- [Instruction] Check each line below for the word "avatar" and give the number of lines that have it, nothing more.

- [Records supplied]
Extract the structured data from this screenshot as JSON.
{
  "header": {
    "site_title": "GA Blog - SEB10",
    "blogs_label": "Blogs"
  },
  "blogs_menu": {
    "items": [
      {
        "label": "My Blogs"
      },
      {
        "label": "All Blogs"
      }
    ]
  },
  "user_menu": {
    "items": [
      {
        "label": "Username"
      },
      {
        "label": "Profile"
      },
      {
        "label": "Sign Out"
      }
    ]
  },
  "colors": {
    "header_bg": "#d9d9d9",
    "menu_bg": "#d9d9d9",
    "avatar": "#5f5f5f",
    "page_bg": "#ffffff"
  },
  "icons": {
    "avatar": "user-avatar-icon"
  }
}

- [Solution to the exercise] 2